▸ Supplied records:
-------

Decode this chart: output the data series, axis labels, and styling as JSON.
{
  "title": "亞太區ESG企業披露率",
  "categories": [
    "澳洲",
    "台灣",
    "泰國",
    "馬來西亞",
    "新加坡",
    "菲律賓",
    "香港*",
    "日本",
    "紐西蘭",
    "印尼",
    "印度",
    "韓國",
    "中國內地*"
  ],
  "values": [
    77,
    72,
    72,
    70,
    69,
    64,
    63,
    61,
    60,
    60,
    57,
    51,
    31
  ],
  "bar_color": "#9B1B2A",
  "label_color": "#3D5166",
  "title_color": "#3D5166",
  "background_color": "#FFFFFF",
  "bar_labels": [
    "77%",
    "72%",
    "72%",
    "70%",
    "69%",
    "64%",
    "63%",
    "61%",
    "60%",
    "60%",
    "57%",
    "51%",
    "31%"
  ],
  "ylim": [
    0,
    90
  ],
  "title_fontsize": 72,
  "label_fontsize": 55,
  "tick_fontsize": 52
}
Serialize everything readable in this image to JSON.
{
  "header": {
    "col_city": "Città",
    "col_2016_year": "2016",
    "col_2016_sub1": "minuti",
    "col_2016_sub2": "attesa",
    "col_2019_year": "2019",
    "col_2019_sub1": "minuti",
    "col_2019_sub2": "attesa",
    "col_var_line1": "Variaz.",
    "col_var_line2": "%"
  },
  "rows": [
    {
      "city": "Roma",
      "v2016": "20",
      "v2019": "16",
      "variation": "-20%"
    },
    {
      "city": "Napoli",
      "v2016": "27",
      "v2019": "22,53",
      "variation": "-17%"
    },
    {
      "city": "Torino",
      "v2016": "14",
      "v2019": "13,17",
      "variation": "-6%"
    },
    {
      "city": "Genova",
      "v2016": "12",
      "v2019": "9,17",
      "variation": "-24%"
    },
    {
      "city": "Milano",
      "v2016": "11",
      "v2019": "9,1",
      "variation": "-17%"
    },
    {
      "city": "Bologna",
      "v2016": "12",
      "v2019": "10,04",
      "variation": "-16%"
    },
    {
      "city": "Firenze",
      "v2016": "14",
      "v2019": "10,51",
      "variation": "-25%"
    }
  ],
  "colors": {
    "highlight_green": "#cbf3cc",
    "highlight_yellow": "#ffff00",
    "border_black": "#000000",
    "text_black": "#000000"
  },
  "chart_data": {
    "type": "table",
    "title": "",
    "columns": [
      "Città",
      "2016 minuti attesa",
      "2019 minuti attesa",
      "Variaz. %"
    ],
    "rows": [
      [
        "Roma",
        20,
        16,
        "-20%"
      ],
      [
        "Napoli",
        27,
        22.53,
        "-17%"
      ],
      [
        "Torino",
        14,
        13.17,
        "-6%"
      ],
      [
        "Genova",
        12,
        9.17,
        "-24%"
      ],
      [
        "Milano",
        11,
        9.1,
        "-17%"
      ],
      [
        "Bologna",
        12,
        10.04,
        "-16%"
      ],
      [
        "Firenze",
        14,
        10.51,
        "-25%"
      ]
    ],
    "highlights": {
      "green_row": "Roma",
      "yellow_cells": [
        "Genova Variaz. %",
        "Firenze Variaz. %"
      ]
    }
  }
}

-------

▸ Problem: Each line above that includes "variation" should be shown.

▸ Final answer:
      "variation": "-20%"
      "variation": "-17%"
      "variation": "-6%"
      "variation": "-24%"
      "variation": "-17%"
      "variation": "-16%"
      "variation": "-25%"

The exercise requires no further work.